◆ Actions to take:
- 1) In the forum thread about a daughter's New York trip, how many days does the trip last?
- 2) Pick up the forum thread about a daughter's New York trip and carry it on from its final post.

◆ Document excerpt:
== Segment start ==
You are resenting that he had 2k which you feel have been should be yours via maintenance.

That's the real issue.

If your daughter applied, got accepted and he couldn't fund the trip, you would not be so furious for her going behind your back.

FunkyBoldRibena · 22/06/2014 08:02

At her age, I truly would have given a part of my body away for a 5 day trip to New York. I never ever thought I'd ever make it there and up have been several times during my 30s, I turned 40 whilst over there.

It's not her fault that her father has pleaded poverty to you. You need to get the correct amount of maintenance if that is the issue, but why the hell shouldn't she ask both parents if she can go?

slartybartfast · 22/06/2014 08:18

i can see that it is unfair, my initial thought was like you, a No, she can't go.

but it is a difficult situation.
can you talk to your dd about how unfair it is on the others that she goes and they probably don't?
== Segment end ==
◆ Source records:
== Segment start ==
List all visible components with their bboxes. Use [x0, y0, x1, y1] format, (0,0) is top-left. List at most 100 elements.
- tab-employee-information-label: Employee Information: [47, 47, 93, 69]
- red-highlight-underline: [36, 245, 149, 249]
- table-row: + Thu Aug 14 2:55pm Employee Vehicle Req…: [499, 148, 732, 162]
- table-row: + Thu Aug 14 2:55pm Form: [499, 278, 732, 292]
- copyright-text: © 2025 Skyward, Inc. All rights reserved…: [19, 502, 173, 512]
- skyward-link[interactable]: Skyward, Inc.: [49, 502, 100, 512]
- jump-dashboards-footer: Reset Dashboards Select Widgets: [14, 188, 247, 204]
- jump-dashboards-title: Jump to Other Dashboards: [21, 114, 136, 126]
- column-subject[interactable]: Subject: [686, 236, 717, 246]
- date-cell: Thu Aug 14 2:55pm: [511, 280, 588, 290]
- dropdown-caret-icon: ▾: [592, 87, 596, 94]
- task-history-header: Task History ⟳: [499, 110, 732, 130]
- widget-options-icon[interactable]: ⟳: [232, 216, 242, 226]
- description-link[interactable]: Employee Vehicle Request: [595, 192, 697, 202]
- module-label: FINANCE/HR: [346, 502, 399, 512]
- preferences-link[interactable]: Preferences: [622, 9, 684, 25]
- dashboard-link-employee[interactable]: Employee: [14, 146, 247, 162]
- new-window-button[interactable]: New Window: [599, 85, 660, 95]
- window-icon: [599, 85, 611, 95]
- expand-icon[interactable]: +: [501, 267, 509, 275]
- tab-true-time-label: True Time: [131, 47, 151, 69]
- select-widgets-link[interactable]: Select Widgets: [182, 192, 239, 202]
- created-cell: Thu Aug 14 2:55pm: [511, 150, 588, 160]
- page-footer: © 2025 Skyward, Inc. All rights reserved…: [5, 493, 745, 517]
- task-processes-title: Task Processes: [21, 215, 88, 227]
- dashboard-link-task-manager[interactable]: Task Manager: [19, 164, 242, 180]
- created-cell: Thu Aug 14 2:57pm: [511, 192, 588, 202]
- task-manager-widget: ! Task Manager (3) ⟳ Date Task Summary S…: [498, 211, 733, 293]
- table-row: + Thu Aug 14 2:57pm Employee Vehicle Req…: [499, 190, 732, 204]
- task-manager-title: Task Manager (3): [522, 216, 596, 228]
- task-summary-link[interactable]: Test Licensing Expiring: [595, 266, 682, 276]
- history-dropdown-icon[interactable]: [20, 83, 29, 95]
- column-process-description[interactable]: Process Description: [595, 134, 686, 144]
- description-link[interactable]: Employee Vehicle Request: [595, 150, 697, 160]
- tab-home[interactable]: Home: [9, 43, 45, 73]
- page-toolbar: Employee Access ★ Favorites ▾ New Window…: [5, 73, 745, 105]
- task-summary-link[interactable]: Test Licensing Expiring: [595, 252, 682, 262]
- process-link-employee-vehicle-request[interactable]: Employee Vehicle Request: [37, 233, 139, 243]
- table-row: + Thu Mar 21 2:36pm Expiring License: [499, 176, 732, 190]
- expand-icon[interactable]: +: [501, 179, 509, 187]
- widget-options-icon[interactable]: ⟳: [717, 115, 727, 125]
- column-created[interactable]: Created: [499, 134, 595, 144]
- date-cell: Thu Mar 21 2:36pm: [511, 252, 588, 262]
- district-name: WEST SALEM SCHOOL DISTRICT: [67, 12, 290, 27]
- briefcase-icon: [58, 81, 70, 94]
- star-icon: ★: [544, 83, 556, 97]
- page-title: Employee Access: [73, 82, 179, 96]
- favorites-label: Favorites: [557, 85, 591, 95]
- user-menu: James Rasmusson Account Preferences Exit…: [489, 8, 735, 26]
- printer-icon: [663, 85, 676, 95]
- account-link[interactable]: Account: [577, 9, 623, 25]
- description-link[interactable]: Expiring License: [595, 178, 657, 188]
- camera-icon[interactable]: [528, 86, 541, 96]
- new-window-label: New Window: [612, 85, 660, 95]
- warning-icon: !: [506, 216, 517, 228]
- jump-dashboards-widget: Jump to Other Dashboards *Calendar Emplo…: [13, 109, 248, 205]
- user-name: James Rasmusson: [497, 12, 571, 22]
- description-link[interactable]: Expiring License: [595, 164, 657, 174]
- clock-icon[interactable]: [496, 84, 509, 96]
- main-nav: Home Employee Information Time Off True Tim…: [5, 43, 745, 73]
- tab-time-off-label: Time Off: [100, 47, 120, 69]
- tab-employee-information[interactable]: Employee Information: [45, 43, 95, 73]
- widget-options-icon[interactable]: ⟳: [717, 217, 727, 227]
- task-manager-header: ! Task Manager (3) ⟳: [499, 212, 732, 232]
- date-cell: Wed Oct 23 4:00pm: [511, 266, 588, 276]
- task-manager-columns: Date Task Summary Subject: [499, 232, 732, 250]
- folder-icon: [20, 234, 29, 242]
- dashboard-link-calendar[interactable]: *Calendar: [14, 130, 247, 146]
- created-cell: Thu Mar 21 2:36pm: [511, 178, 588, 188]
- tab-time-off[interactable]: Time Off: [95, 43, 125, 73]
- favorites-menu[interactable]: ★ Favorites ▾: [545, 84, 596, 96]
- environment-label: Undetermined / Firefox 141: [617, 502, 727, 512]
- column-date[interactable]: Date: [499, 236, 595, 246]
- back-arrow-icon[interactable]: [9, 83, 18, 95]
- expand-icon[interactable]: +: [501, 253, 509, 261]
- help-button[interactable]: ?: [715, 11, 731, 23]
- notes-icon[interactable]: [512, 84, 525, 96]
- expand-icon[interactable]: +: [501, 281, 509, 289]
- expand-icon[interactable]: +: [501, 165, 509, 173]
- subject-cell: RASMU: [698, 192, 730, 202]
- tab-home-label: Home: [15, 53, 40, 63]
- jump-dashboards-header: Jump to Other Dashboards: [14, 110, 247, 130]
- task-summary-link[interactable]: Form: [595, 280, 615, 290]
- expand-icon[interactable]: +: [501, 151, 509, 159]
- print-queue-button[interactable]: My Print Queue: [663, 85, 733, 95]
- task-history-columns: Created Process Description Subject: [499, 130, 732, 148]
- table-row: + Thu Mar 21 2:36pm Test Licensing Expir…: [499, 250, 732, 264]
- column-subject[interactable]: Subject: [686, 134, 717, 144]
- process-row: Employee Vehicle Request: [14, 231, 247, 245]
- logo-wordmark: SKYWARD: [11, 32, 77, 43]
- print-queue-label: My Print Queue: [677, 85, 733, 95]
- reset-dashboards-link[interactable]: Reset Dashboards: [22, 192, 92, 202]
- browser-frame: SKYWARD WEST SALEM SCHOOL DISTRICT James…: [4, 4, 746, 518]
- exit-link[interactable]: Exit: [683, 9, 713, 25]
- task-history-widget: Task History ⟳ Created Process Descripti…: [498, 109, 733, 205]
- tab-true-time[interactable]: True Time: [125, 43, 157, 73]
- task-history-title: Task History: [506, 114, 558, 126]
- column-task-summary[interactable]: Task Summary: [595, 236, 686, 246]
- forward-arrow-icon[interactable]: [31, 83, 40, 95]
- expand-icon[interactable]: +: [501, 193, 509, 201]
== Segment end ==
◆ Answers by task:
- 1) Five days.

- 2)
if you let her go will you ensure that the other dc, that is also his? goes,

and will the remaining 2 of your DC actually remember? are they that much younger? if they do remember I am sure you can talk your way out of it.

perhaps you cant afford her passport - that might be a way out.

CatsCantTwerk · 22/06/2014 08:52

summerflower what an excellent post!

Pyrrhagena · 22/06/2014 15:49

I'm not going to comment on if she should be allowed to go because that is between you and her father. Can you sit her down and say something like, we said you couldn't go for xyz reason. We told you not to ask your father because we believed he did not gave the money. You do realise that he has been paying only x amount in maintenance for the past y years and from the state of our finances we do not have enough money to buy you and your siblings clothes. If he has found the money to pay for you, then you will be happy for her. But he must factor in cost of and arrange passport, suitcase, phone bill whilst she is there, spending money (or she gets a job) etc. Say you are disappointed with her going behind your backs, but you understand why she did. Apologise for not being so open with her and not telling her why she shouldn't have asked her dad and pointing out that if he cannot pay, you will not be making up the difference.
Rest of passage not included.